> [TASK]:
Transcribe every entry below word for word, but skip the pictures.

--- start INFORMATION PROVIDED ---

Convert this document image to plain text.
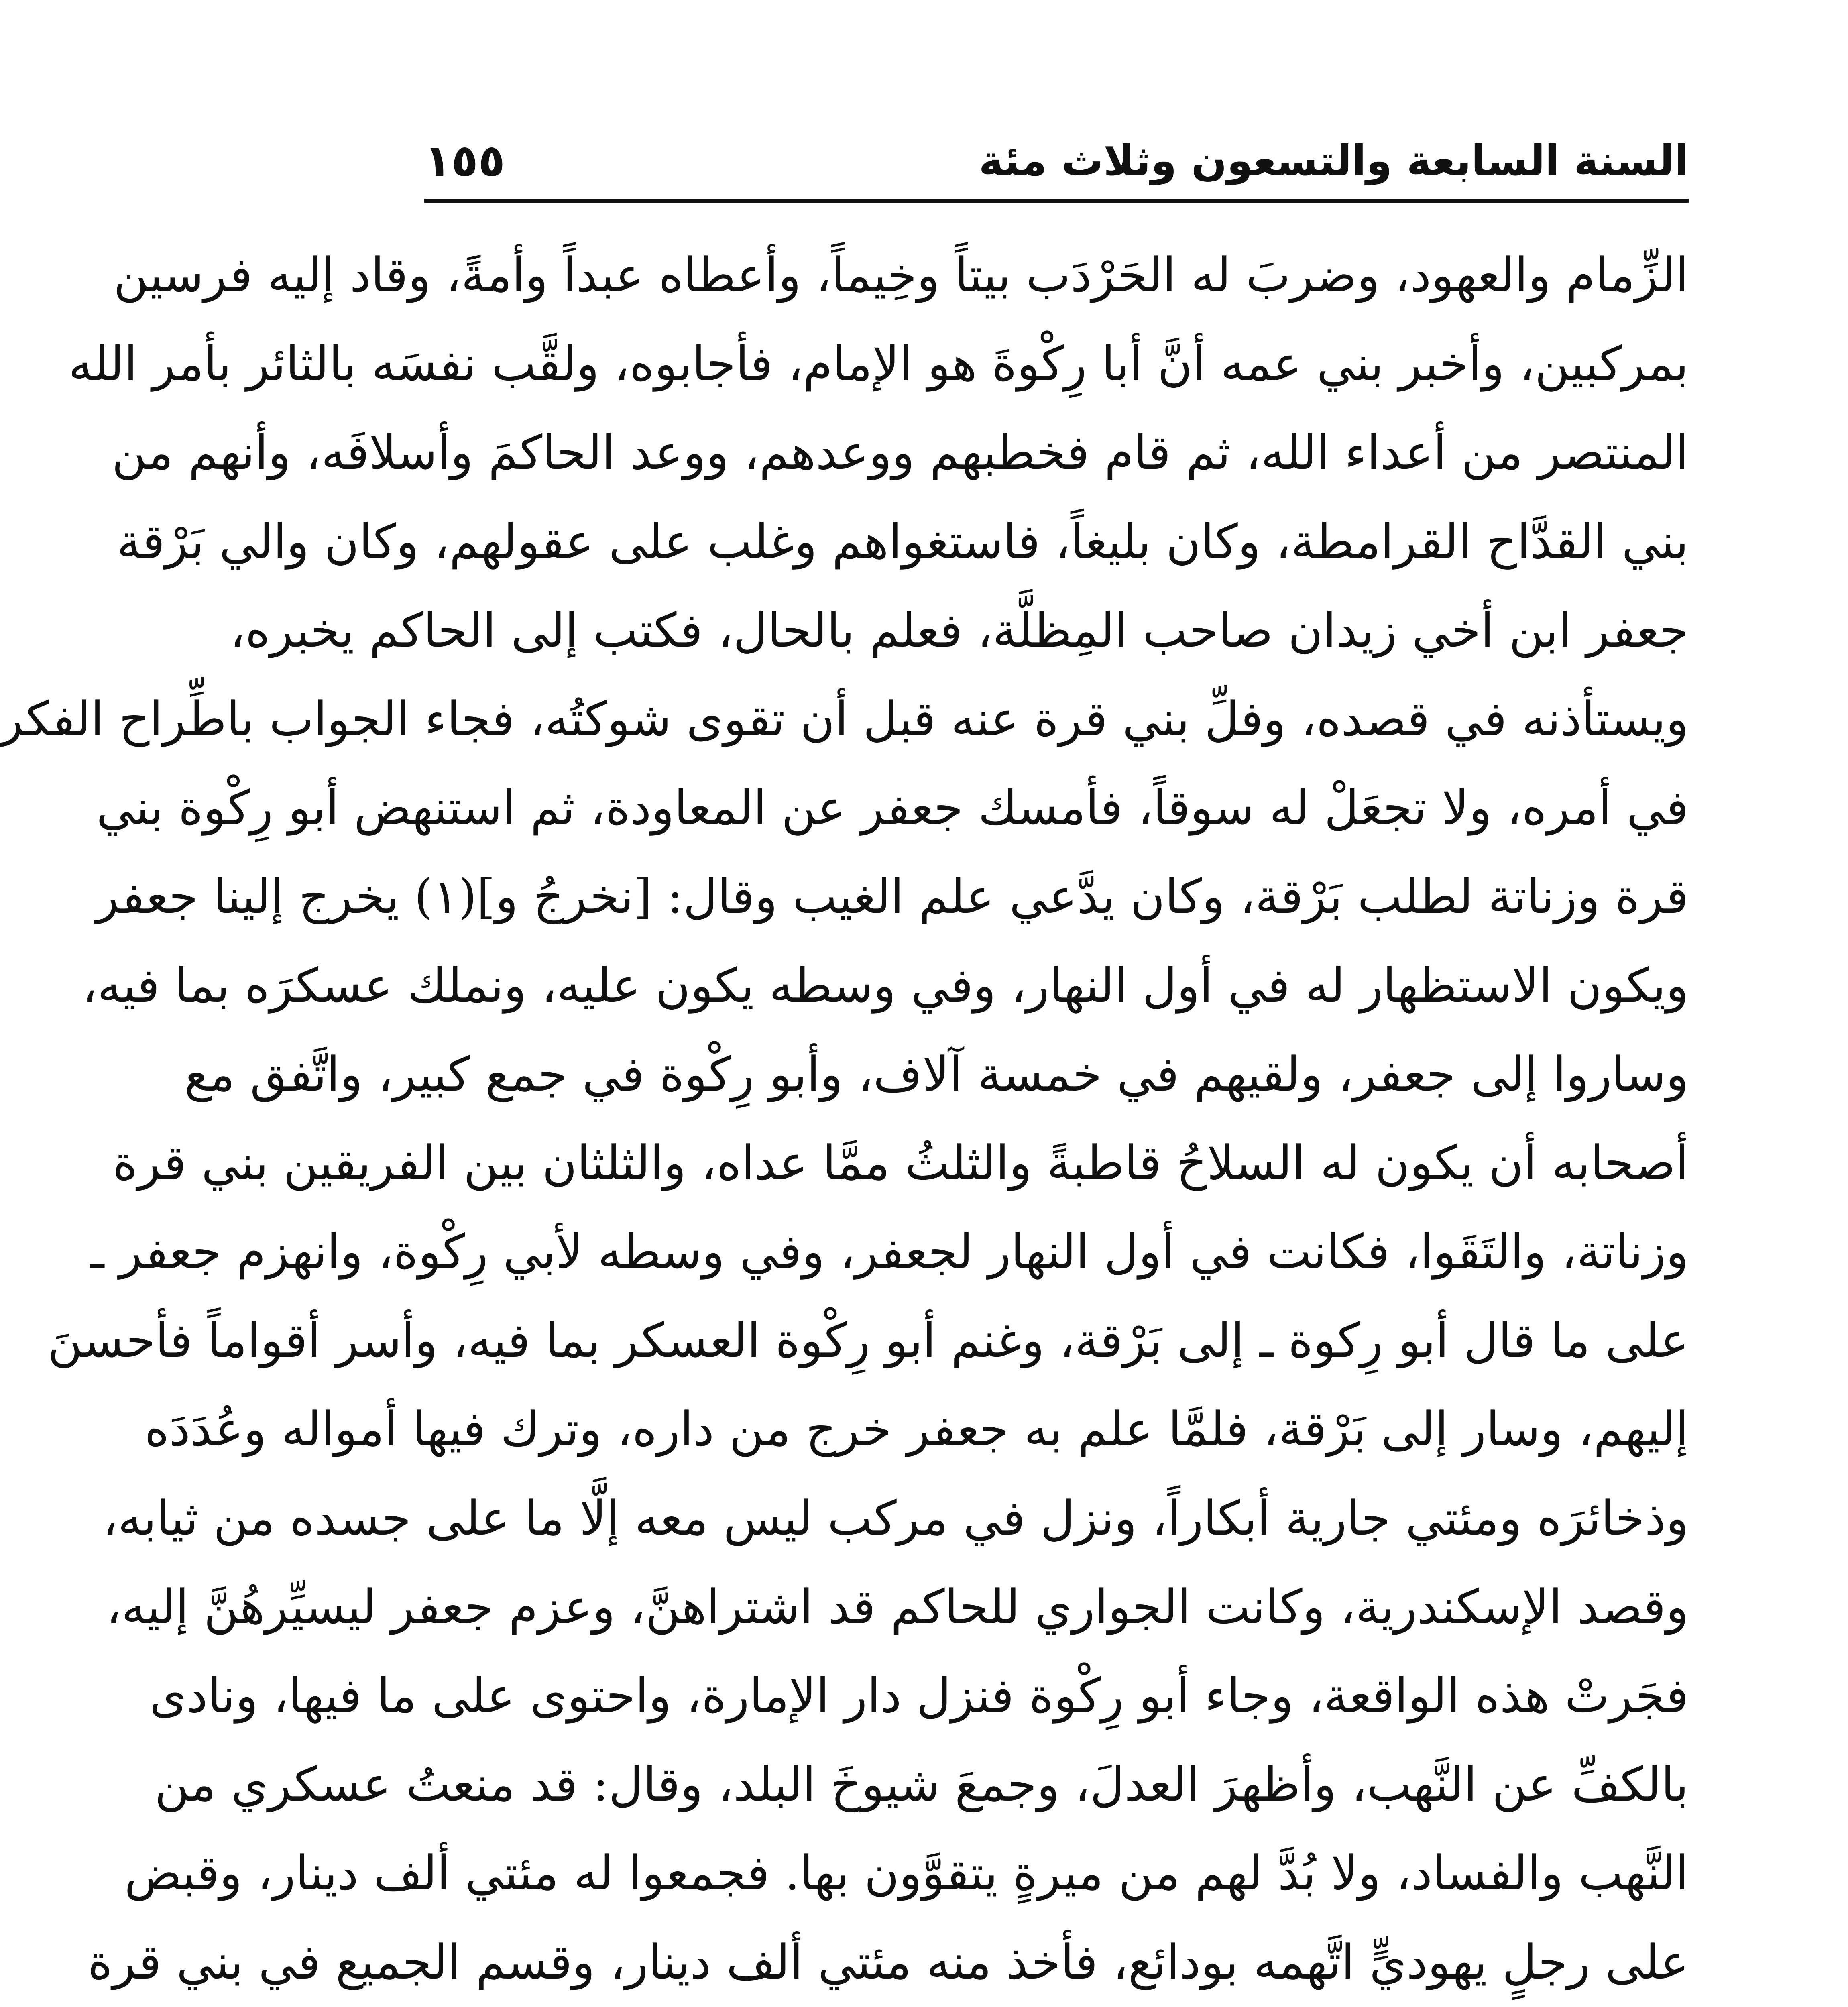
السنة السابعة والتسعون وثلاث مئة
١٥٥
الزِّمام والعهود، وضربَ له الحَرْدَب بيتاً وخِيماً، وأعطاه عبداً وأمةً، وقاد إليه فرسين
بمركبين، وأخبر بني عمه أنَّ أبا رِكْوةَ هو الإمام، فأجابوه، ولقَّب نفسَه بالثائر بأمر الله
المنتصر من أعداء الله، ثم قام فخطبهم ووعدهم، ووعد الحاكمَ وأسلافَه، وأنهم من
بني القدَّاح القرامطة، وكان بليغاً، فاستغواهم وغلب على عقولهم، وكان والي بَرْقة
جعفر ابن أخي زيدان صاحب المِظلَّة، فعلم بالحال، فكتب إلى الحاكم يخبره،
ويستأذنه في قصده، وفلِّ بني قرة عنه قبل أن تقوى شوكتُه، فجاء الجواب باطِّراح الفكر
في أمره، ولا تجعَلْ له سوقاً، فأمسك جعفر عن المعاودة، ثم استنهض أبو رِكْوة بني
قرة وزناتة لطلب بَرْقة، وكان يدَّعي علم الغيب وقال: [نخرجُ و](١) يخرج إلينا جعفر
ويكون الاستظهار له في أول النهار، وفي وسطه يكون عليه، ونملك عسكرَه بما فيه،
وساروا إلى جعفر، ولقيهم في خمسة آلاف، وأبو رِكْوة في جمع كبير، واتَّفق مع
أصحابه أن يكون له السلاحُ قاطبةً والثلثُ ممَّا عداه، والثلثان بين الفريقين بني قرة
وزناتة، والتَقَوا، فكانت في أول النهار لجعفر، وفي وسطه لأبي رِكْوة، وانهزم جعفر ـ
على ما قال أبو رِكوة ـ إلى بَرْقة، وغنم أبو رِكْوة العسكر بما فيه، وأسر أقواماً فأحسنَ
إليهم، وسار إلى بَرْقة، فلمَّا علم به جعفر خرج من داره، وترك فيها أمواله وعُدَدَه
وذخائرَه ومئتي جارية أبكاراً، ونزل في مركب ليس معه إلَّا ما على جسده من ثيابه،
وقصد الإسكندرية، وكانت الجواري للحاكم قد اشتراهنَّ، وعزم جعفر ليسيِّرهُنَّ إليه،
فجَرتْ هذه الواقعة، وجاء أبو رِكْوة فنزل دار الإمارة، واحتوى على ما فيها، ونادى
بالكفِّ عن النَّهب، وأظهرَ العدلَ، وجمعَ شيوخَ البلد، وقال: قد منعتُ عسكري من
النَّهب والفساد، ولا بُدَّ لهم من ميرةٍ يتقوَّون بها. فجمعوا له مئتي ألف دينار، وقبض
على رجلٍ يهوديٍّ اتَّهمه بودائع، فأخذ منه مئتي ألف دينار، وقسم الجميع في بني قرة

--- end INFORMATION PROVIDED ---

> [THE ANSWER]:
Convert this document image to plain text.
السنة السابعة والتسعون وثلاث مئة
١٥٥
الزِّمام والعهود، وضربَ له الحَرْدَب بيتاً وخِيماً، وأعطاه عبداً وأمةً، وقاد إليه فرسين
بمركبين، وأخبر بني عمه أنَّ أبا رِكْوةَ هو الإمام، فأجابوه، ولقَّب نفسَه بالثائر بأمر الله
المنتصر من أعداء الله، ثم قام فخطبهم ووعدهم، ووعد الحاكمَ وأسلافَه، وأنهم من
بني القدَّاح القرامطة، وكان بليغاً، فاستغواهم وغلب على عقولهم، وكان والي بَرْقة
جعفر ابن أخي زيدان صاحب المِظلَّة، فعلم بالحال، فكتب إلى الحاكم يخبره،
ويستأذنه في قصده، وفلِّ بني قرة عنه قبل أن تقوى شوكتُه، فجاء الجواب باطِّراح الفكر
في أمره، ولا تجعَلْ له سوقاً، فأمسك جعفر عن المعاودة، ثم استنهض أبو رِكْوة بني
قرة وزناتة لطلب بَرْقة، وكان يدَّعي علم الغيب وقال: [نخرجُ و](١) يخرج إلينا جعفر
ويكون الاستظهار له في أول النهار، وفي وسطه يكون عليه، ونملك عسكرَه بما فيه،
وساروا إلى جعفر، ولقيهم في خمسة آلاف، وأبو رِكْوة في جمع كبير، واتَّفق مع
أصحابه أن يكون له السلاحُ قاطبةً والثلثُ ممَّا عداه، والثلثان بين الفريقين بني قرة
وزناتة، والتَقَوا، فكانت في أول النهار لجعفر، وفي وسطه لأبي رِكْوة، وانهزم جعفر ـ
على ما قال أبو رِكوة ـ إلى بَرْقة، وغنم أبو رِكْوة العسكر بما فيه، وأسر أقواماً فأحسنَ
إليهم، وسار إلى بَرْقة، فلمَّا علم به جعفر خرج من داره، وترك فيها أمواله وعُدَدَه
وذخائرَه ومئتي جارية أبكاراً، ونزل في مركب ليس معه إلَّا ما على جسده من ثيابه،
وقصد الإسكندرية، وكانت الجواري للحاكم قد اشتراهنَّ، وعزم جعفر ليسيِّرهُنَّ إليه،
فجَرتْ هذه الواقعة، وجاء أبو رِكْوة فنزل دار الإمارة، واحتوى على ما فيها، ونادى
بالكفِّ عن النَّهب، وأظهرَ العدلَ، وجمعَ شيوخَ البلد، وقال: قد منعتُ عسكري من
النَّهب والفساد، ولا بُدَّ لهم من ميرةٍ يتقوَّون بها. فجمعوا له مئتي ألف دينار، وقبض
على رجلٍ يهوديٍّ اتَّهمه بودائع، فأخذ منه مئتي ألف دينار، وقسم الجميع في بني قرة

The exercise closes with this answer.